> Stated task
Determine the number of lines that have the string "output" in them, and give only that number.

> Records supplied
## Begin
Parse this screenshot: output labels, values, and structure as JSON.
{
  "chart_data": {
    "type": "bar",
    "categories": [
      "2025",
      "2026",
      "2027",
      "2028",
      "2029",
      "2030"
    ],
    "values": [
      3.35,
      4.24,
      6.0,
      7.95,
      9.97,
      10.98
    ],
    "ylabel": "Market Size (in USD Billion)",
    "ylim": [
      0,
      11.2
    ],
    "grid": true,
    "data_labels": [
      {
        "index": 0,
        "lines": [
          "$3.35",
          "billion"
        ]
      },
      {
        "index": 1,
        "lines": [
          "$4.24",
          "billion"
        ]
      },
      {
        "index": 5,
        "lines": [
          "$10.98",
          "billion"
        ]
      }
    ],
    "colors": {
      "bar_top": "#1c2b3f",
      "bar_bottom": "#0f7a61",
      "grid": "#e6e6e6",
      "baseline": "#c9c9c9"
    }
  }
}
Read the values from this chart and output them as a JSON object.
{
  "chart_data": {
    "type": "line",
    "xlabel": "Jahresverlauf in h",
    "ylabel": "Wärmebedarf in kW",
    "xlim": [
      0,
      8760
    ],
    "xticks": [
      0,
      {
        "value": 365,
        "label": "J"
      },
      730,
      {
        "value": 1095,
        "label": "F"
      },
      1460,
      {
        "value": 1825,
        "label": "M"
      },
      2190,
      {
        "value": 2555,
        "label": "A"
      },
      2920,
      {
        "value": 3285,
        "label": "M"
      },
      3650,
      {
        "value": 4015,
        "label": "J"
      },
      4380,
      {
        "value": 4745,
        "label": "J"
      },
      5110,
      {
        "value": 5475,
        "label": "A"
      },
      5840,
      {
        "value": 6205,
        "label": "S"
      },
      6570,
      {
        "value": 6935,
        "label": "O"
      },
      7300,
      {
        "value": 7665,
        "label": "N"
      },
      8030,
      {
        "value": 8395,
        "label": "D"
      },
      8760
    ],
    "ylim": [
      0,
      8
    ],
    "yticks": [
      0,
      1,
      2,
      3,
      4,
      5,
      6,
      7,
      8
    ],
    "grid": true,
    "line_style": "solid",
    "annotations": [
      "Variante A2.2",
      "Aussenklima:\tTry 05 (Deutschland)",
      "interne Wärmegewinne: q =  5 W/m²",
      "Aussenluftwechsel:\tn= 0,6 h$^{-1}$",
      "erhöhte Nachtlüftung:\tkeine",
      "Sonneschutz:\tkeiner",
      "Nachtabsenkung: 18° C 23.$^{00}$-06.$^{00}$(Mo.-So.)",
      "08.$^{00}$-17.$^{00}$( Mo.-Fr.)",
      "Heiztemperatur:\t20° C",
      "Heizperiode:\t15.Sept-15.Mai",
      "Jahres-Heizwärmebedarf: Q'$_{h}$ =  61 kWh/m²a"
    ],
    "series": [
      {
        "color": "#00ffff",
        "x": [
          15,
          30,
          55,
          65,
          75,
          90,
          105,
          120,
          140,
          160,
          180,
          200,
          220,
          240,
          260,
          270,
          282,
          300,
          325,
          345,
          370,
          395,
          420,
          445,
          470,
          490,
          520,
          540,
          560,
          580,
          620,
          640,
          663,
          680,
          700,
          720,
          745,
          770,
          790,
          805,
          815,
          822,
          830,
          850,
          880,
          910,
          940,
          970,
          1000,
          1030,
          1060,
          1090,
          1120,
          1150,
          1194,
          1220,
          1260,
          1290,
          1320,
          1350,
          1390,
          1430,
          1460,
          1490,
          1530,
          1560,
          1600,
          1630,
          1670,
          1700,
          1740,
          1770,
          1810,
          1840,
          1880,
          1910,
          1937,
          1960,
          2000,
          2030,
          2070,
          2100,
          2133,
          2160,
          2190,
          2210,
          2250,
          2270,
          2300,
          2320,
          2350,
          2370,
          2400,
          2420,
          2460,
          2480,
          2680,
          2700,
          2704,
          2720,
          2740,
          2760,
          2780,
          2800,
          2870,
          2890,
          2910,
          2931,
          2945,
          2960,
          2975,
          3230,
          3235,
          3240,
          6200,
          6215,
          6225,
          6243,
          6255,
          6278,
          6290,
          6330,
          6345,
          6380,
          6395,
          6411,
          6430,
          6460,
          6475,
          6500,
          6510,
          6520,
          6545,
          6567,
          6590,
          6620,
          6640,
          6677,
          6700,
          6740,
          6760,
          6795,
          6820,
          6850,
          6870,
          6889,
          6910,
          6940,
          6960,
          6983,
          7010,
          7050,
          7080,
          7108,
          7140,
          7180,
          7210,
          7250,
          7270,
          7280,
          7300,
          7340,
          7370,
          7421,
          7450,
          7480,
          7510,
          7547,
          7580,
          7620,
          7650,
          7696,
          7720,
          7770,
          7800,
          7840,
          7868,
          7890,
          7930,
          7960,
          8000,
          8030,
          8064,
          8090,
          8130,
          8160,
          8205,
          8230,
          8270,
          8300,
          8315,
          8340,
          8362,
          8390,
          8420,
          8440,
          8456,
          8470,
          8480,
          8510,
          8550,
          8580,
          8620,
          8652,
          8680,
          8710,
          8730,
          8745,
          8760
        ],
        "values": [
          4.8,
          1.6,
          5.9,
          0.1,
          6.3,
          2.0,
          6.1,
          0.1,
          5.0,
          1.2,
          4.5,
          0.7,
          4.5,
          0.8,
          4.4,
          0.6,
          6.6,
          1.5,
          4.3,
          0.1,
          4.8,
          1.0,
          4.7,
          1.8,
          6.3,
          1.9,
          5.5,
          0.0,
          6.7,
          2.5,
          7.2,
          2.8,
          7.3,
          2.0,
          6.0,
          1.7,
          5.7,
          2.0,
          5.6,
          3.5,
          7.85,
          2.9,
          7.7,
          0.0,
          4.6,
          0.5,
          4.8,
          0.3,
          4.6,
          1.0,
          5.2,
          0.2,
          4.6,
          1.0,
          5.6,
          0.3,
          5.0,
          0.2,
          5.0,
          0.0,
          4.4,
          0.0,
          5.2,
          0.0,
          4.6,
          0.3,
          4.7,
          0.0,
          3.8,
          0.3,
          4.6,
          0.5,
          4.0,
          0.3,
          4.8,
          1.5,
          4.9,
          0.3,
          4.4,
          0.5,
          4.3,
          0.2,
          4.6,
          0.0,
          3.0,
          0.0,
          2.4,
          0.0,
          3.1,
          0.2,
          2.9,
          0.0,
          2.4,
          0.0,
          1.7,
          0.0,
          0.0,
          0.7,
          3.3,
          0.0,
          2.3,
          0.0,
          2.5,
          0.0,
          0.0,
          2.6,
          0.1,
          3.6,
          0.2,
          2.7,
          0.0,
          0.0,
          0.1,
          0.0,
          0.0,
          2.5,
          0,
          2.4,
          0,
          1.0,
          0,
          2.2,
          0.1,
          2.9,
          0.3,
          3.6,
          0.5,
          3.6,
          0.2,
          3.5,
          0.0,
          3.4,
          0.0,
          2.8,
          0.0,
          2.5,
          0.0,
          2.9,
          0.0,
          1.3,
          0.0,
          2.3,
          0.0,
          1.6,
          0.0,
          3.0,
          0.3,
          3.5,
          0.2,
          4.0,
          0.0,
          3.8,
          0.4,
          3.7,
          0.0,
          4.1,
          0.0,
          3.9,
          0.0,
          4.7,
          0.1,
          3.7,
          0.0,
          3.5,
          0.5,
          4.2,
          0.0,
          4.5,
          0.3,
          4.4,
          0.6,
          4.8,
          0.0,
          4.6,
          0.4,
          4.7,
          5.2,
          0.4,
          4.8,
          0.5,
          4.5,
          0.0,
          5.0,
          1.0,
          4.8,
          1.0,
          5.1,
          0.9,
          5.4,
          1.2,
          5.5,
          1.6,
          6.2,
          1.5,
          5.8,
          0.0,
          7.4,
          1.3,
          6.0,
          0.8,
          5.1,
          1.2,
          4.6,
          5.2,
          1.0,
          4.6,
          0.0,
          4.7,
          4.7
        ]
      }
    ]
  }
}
## End
> Completed exercise
2